▶ [Passage given]:
Referring now to FIG. 3, a reservation management architecture system 300 is illustrated. The scheduling hierarchy described previously may be a common scheduling paradigm that would be followed for all devices. However the depth and breadth of the hierarchy, and the policy complexity, will vary from device to device.
The components of the reservation management architecture system 300 are organized into two categories: stores and procedures. The components are either specific to a policy, a device type, or global. In FIG. 3, the policy components are grouped together. All other procedures are specific to a device type. The stores, with exception of the policy state store 302, are common to all devices of the system. The following sequence of operations is executed in a typical scheduling session starting with the introduction of a new execution object into the reservation management system 300.
As illustrated at 1, a new execution object is introduced into the reservation management system 300 according to a policy 304-1. A placement algorithm 306 moves the execution object into one of the queues stored in the policy state store 302. The policy state store 302 stores the internal state of the policy including queues that might represent priorities or states of execution.
As illustrated at 2, the placement algorithm 306 calls the policy dispatch algorithm 308 that will pick the next execution object for execution.
At 3, the device dispatcher 310 is called to context switch to the execution object selected for execution. The dispatcher 310 is implemented separate and independent from the policy 304-1 or any of the policies 304-1 through 304-N. In particular, the dispatcher 310 may be used regardless of the policy applied.
At 4, dispatcher 310 of the reservation management system 300 causes the system resources 312 to run the execution object. Notably, the system resources 312 may be separate from the reservation management system 300. Depending on the context of the device, the execution object execution will be suspended or completed. For example in a processor example, the allocated time slice for a processor expires, the execution object is waiting and blocked, or the execution object is voluntarily yielded.
As illustrated at 5, the policy state transition procedure 314 is invoked and the execution object state is updated in the execution object store 316 and the policy state store 302.
As illustrated at 6, the time accounting procedure 318 updates the usage statistics of the execution object using the resource container store 320. The resource container is an abstraction that logically contains the system resources used by a workload to achieve a task. For example a resource container can be defined for all of the components of a hosted application. The resource container stores accounting information regarding the use of resources by the application.
At 7, the reservation manager 322 will determine what is the next reservation and invokes the appropriate scheduler component to execute the next policy. This is achieved, in one embodiment, by walking through an execution plan such as the execution plan illustrated in FIG. 2. In the example shown in FIG. 3, there are two potential outcomes of this operation. The first is that a slice, such as one of the time slices illustrated in FIG. 2, or another slice such as packet slice, heap slice, block slice, etc. as appropriate, is assigned in the current policy of the current level of scheduling hierarchy. The dispatch algorithm 308 of the current policy will be called as shown as 8B in FIG. 3. The second outcome includes a switch to another reservation using a different policy such as the policy 304-2 or any other policy up to 304-N, where N is the number of policies represented. The reservation manager 322 switches to the execution plan of the new reservation (shown as 8A in the diagram) and performs the same operation with the new plan.

▶ [Entries]:
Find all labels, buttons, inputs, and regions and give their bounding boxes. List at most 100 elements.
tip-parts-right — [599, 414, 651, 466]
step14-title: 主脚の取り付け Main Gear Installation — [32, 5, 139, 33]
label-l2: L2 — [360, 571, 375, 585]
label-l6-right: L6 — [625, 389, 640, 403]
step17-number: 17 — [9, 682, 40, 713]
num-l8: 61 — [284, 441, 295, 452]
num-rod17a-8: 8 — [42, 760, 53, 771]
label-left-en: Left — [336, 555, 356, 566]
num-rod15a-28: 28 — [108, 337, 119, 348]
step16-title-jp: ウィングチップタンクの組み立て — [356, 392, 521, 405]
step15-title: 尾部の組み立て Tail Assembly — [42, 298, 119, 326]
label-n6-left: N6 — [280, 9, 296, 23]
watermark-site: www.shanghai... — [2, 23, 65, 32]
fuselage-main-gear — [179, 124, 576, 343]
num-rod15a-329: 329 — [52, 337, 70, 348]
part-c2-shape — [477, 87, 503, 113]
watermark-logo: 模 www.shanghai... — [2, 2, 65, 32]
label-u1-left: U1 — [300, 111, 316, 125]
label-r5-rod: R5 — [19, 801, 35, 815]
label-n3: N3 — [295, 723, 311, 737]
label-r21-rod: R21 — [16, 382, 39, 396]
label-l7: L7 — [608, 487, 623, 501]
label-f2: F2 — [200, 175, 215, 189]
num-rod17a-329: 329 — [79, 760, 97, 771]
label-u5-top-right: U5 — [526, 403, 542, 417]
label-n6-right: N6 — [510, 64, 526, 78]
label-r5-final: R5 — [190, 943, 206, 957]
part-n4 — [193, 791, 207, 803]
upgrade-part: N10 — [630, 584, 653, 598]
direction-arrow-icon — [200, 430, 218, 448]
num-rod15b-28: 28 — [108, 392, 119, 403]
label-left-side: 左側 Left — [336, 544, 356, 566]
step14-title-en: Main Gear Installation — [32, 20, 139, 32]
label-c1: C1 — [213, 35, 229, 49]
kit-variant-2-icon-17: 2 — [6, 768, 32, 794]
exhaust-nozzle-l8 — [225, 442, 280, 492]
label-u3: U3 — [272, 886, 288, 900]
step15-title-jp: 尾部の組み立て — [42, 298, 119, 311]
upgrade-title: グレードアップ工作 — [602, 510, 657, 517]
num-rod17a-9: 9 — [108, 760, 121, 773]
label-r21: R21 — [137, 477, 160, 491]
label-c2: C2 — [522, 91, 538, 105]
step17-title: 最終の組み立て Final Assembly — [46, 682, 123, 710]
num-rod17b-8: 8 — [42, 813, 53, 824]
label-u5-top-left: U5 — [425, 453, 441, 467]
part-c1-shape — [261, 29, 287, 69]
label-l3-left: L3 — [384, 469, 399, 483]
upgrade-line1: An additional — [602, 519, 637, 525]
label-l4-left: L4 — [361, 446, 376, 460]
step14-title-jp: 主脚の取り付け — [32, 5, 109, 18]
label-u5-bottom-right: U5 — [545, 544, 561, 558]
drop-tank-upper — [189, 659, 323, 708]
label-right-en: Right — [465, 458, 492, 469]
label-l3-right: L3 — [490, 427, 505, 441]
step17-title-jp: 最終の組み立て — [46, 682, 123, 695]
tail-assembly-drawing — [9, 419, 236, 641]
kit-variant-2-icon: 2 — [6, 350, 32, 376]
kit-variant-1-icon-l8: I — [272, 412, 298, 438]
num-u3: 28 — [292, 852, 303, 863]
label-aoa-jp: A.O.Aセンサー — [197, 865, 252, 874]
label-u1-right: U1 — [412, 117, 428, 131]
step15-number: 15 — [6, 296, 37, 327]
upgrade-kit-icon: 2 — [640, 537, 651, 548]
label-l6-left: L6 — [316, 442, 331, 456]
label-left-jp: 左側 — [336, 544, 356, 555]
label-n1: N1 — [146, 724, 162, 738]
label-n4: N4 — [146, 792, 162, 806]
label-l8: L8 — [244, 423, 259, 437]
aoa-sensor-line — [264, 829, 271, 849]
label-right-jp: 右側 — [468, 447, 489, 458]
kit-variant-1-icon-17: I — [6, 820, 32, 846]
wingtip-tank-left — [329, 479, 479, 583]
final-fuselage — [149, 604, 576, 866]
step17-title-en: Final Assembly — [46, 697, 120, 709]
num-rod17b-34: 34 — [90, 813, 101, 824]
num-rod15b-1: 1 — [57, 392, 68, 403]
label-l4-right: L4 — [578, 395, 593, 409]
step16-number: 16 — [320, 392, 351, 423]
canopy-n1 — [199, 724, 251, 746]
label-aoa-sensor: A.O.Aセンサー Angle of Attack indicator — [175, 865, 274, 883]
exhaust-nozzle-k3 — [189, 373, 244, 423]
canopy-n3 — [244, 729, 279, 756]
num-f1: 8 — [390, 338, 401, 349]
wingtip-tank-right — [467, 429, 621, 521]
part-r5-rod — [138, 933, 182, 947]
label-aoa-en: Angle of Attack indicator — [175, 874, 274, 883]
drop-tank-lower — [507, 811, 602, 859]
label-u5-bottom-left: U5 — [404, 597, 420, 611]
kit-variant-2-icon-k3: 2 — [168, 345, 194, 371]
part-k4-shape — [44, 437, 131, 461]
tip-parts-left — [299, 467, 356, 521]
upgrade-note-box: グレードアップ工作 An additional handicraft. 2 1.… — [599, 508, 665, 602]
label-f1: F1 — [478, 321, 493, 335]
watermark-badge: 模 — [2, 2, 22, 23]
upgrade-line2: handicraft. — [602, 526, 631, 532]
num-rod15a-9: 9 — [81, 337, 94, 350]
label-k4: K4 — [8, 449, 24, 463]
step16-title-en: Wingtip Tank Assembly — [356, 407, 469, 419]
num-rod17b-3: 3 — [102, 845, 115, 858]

▶ [What this exercise asks]:
1. Rewrite the reservation management passage starting with "Referring now to" and going on through "device to device.", replacing "scheduling paradigm" with "scheduling model".
2. According to the reservation management passage, what does the policy state store hold?
3. Continue the reservation management passage from its final sentence.

▶ [Responses in order]:
1.
Referring now to FIG. 3, a reservation management architecture system 300 is illustrated. The scheduling hierarchy described previously may be a common scheduling model that would be followed for all devices. However the depth and breadth of the hierarchy, and the policy complexity, will vary from device to device.

2. It holds the internal state of the policy, including queues that might represent priorities or states of execution.

3.
The overall execution object store 316 may not be accessible from a scheduling policy (e.g. 304-1) but rather a view of the execution objects that are currently managed by the policy is visible. In addition to potential performance gains this guarantees that policies will not attempt to modify the state of execution objects that are not scheduled in their context. Load balancing operations between devices can be achieved by moving execution objects between reservations running on different devices. The state transition procedure 314 and dispatcher procedure 310 can detect inconsistencies between the policy state store 302 and the execution object store 316 and take corrective action which in most cases involves executing an additional scheduling operation.
Referring now to FIG. 4, a potential implementation of a processor scheduler is illustrated. Notably, other implementations as well as other implementations for different systems resources, such as network resources, memory resources, disk resources, etc., may be implemented. In the scheduling framework proposed in FIG. 4, a processor is scheduled by multiple scheduling policies coordinated by a common infrastructure. The processor scheduler components that are provided by the infrastructure and the ones provided by policy are shown in FIG. 4. In the context of the processor the following are functions that are implemented: timer support, context switching, and blocking notification.
The processor scheduler components should be able to define an arbitrary duration timer interrupt (as opposed to a fixed quantum). The context of the timer interrupt can be either a reservation or further subdivision of a reservation from the policy that serves the reservation. For example, a priority-based policy might define fixed quantums within the context of the current reservation. At a particular moment, multiple timer deadlines exist and a processor scheduler component should be able to manage the various timer interrupts by specifying the next deadline, setting the context, and calling the appropriate scheduler component to serve the interrupt. The timer interval manager 404 maintains a stack of scheduler time contexts and schedules the timer interrupt using the next closest time-slice in the stack. The timer context includes a number of pieces of information. For example, the timer context includes information related to the type of context. This specifically refers to a reservation or execution object time-slice defined by the scheduling policy. The timer context includes information related to the time interval that the timer interrupt will fire. The timer context includes a pointer to either the current reservation manager 400, for reservations, or state transition manager 412, for scheduling policy. The timer context includes a pointer to a current execution plan for reservations.
The timer interrupt dispatcher 408 is triggered by the timer interrupt and depending on the preemption type and timer context it calls the scheduling entry point of a scheduling function. If the time-slice has expired for an execution object or the execution object is blocked, the current state transition manager is called and eventually the next execution object is scheduled within the reservation context. If the time-slice expired for a reservation, the reservation manager is called with the current execution plan context to choose the next reservation and policy.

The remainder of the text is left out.